WHAT YOU ARE ASKED TO DO:
Each line of the material must be repeated precisely, with the pictures left out.

━━━ WORKING DATA

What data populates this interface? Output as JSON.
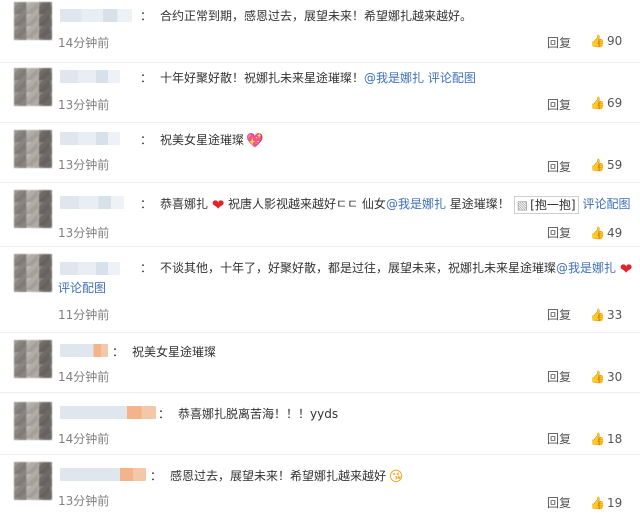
{
  "comments": [
    {
      "text": "合约正常到期，感恩过去，展望未来！希望娜扎越来越好。",
      "time": "14分钟前",
      "reply": "回复",
      "likes": "90"
    },
    {
      "text": "十年好聚好散！祝娜扎未来星途璀璨！",
      "mention": "@我是娜扎",
      "link": "评论配图",
      "time": "13分钟前",
      "reply": "回复",
      "likes": "69"
    },
    {
      "text": "祝美女星途璀璨",
      "time": "13分钟前",
      "reply": "回复",
      "likes": "59"
    },
    {
      "text1": "恭喜娜扎",
      "text2": "祝唐人影视越来越好ㄷㄷ 仙女",
      "mention": "@我是娜扎",
      "text3": "星途璀璨！",
      "image_label": "[抱一抱]",
      "link": "评论配图",
      "time": "13分钟前",
      "reply": "回复",
      "likes": "49"
    },
    {
      "text": "不谈其他，十年了，好聚好散，都是过往，展望未来，祝娜扎未来星途璀璨",
      "mention": "@我是娜扎",
      "link": "评论配图",
      "time": "11分钟前",
      "reply": "回复",
      "likes": "33"
    },
    {
      "text": "祝美女星途璀璨",
      "time": "14分钟前",
      "reply": "回复",
      "likes": "30"
    },
    {
      "text": "恭喜娜扎脱离苦海！！！yyds",
      "time": "14分钟前",
      "reply": "回复",
      "likes": "18"
    },
    {
      "text": "感恩过去，展望未来！希望娜扎越来越好",
      "time": "13分钟前",
      "reply": "回复",
      "likes": "19"
    }
  ],
  "icons": {
    "like": "thumbs-up-icon",
    "heart": "red-heart-icon",
    "pink_heart": "pink-heart-icon",
    "face": "blushing-face-icon"
  },
  "colors": {
    "link": "#3e6fb8",
    "meta": "#808080",
    "heart": "#e0242a"
  }
}
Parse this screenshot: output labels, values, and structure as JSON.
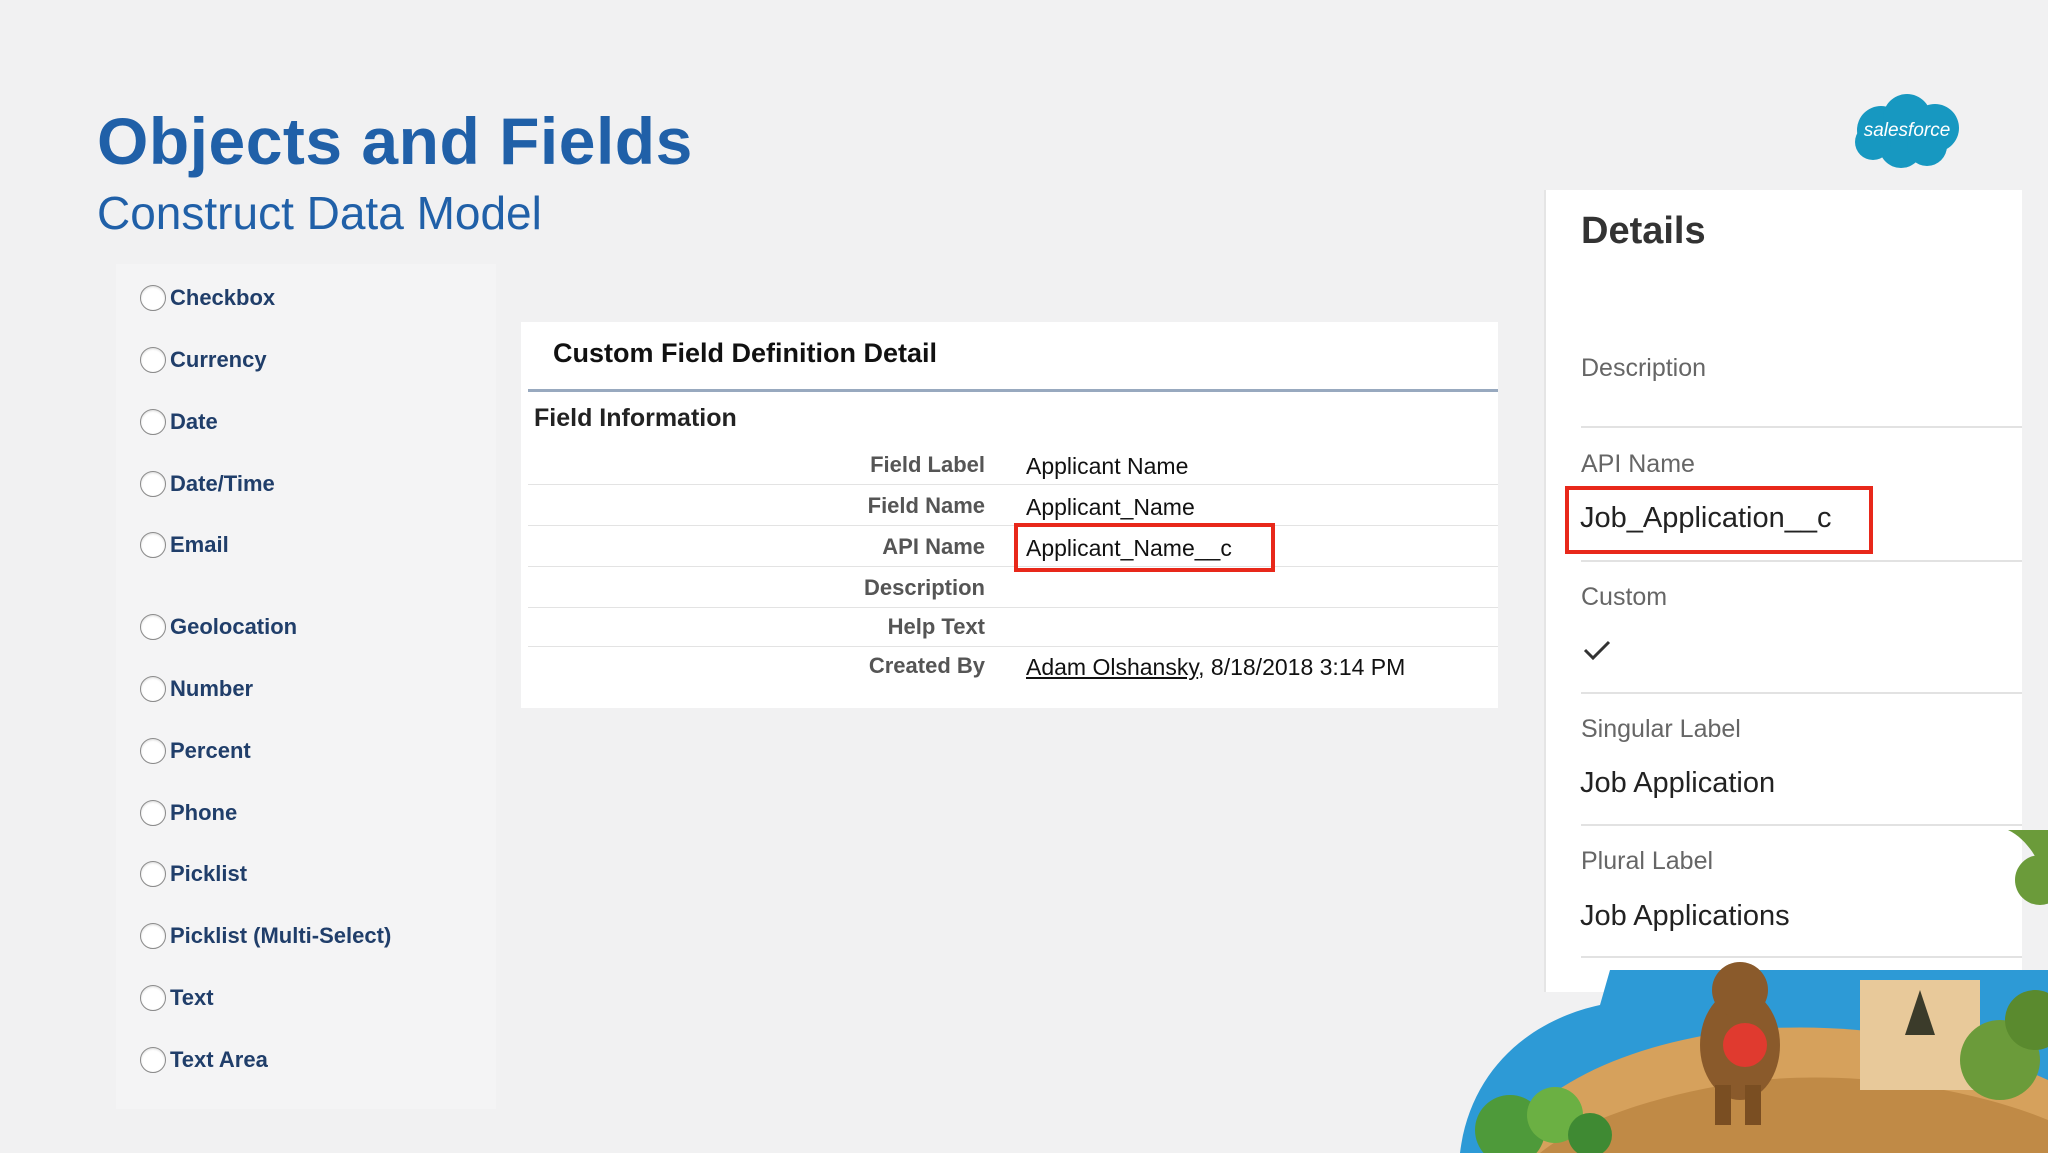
{
  "slide": {
    "title": "Objects and Fields",
    "subtitle": "Construct Data Model"
  },
  "logo": {
    "text": "salesforce",
    "color": "#1798c1"
  },
  "field_types": [
    "Checkbox",
    "Currency",
    "Date",
    "Date/Time",
    "Email",
    "Geolocation",
    "Number",
    "Percent",
    "Phone",
    "Picklist",
    "Picklist (Multi-Select)",
    "Text",
    "Text Area"
  ],
  "definition": {
    "header": "Custom Field Definition Detail",
    "section": "Field Information",
    "rows": [
      {
        "label": "Field Label",
        "value": "Applicant Name"
      },
      {
        "label": "Field Name",
        "value": "Applicant_Name"
      },
      {
        "label": "API Name",
        "value": "Applicant_Name__c"
      },
      {
        "label": "Description",
        "value": ""
      },
      {
        "label": "Help Text",
        "value": ""
      },
      {
        "label": "Created By",
        "value_link": "Adam Olshansky",
        "value": ", 8/18/2018 3:14 PM"
      }
    ]
  },
  "details": {
    "title": "Details",
    "description_label": "Description",
    "api_name_label": "API Name",
    "api_name_value": "Job_Application__c",
    "custom_label": "Custom",
    "custom_checked": true,
    "singular_label": "Singular Label",
    "singular_value": "Job Application",
    "plural_label": "Plural Label",
    "plural_value": "Job Applications"
  },
  "colors": {
    "title_blue": "#2060a8",
    "highlight_red": "#e8281a",
    "background": "#f1f1f2"
  }
}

━━━━━━

COMPLETE OUTPUT:
What data populates this interface? Output as JSON.
{
  "comments": [
    {
      "text": "合约正常到期，感恩过去，展望未来！希望娜扎越来越好。",
      "time": "14分钟前",
      "reply": "回复",
      "likes": "90"
    },
    {
      "text": "十年好聚好散！祝娜扎未来星途璀璨！",
      "mention": "@我是娜扎",
      "link": "评论配图",
      "time": "13分钟前",
      "reply": "回复",
      "likes": "69"
    },
    {
      "text": "祝美女星途璀璨",
      "time": "13分钟前",
      "reply": "回复",
      "likes": "59"
    },
    {
      "text1": "恭喜娜扎",
      "text2": "祝唐人影视越来越好ㄷㄷ 仙女",
      "mention": "@我是娜扎",
      "text3": "星途璀璨！",
      "image_label": "[抱一抱]",
      "link": "评论配图",
      "time": "13分钟前",
      "reply": "回复",
      "likes": "49"
    },
    {
      "text": "不谈其他，十年了，好聚好散，都是过往，展望未来，祝娜扎未来星途璀璨",
      "mention": "@我是娜扎",
      "link": "评论配图",
      "time": "11分钟前",
      "reply": "回复",
      "likes": "33"
    },
    {
      "text": "祝美女星途璀璨",
      "time": "14分钟前",
      "reply": "回复",
      "likes": "30"
    },
    {
      "text": "恭喜娜扎脱离苦海！！！yyds",
      "time": "14分钟前",
      "reply": "回复",
      "likes": "18"
    },
    {
      "text": "感恩过去，展望未来！希望娜扎越来越好",
      "time": "13分钟前",
      "reply": "回复",
      "likes": "19"
    }
  ],
  "icons": {
    "like": "thumbs-up-icon",
    "heart": "red-heart-icon",
    "pink_heart": "pink-heart-icon",
    "face": "blushing-face-icon"
  },
  "colors": {
    "link": "#3e6fb8",
    "meta": "#808080",
    "heart": "#e0242a"
  }
}
Parse this screenshot: output labels, values, and structure as JSON.
{
  "slide": {
    "title": "Objects and Fields",
    "subtitle": "Construct Data Model"
  },
  "logo": {
    "text": "salesforce",
    "color": "#1798c1"
  },
  "field_types": [
    "Checkbox",
    "Currency",
    "Date",
    "Date/Time",
    "Email",
    "Geolocation",
    "Number",
    "Percent",
    "Phone",
    "Picklist",
    "Picklist (Multi-Select)",
    "Text",
    "Text Area"
  ],
  "definition": {
    "header": "Custom Field Definition Detail",
    "section": "Field Information",
    "rows": [
      {
        "label": "Field Label",
        "value": "Applicant Name"
      },
      {
        "label": "Field Name",
        "value": "Applicant_Name"
      },
      {
        "label": "API Name",
        "value": "Applicant_Name__c"
      },
      {
        "label": "Description",
        "value": ""
      },
      {
        "label": "Help Text",
        "value": ""
      },
      {
        "label": "Created By",
        "value_link": "Adam Olshansky",
        "value": ", 8/18/2018 3:14 PM"
      }
    ]
  },
  "details": {
    "title": "Details",
    "description_label": "Description",
    "api_name_label": "API Name",
    "api_name_value": "Job_Application__c",
    "custom_label": "Custom",
    "custom_checked": true,
    "singular_label": "Singular Label",
    "singular_value": "Job Application",
    "plural_label": "Plural Label",
    "plural_value": "Job Applications"
  },
  "colors": {
    "title_blue": "#2060a8",
    "highlight_red": "#e8281a",
    "background": "#f1f1f2"
  }
}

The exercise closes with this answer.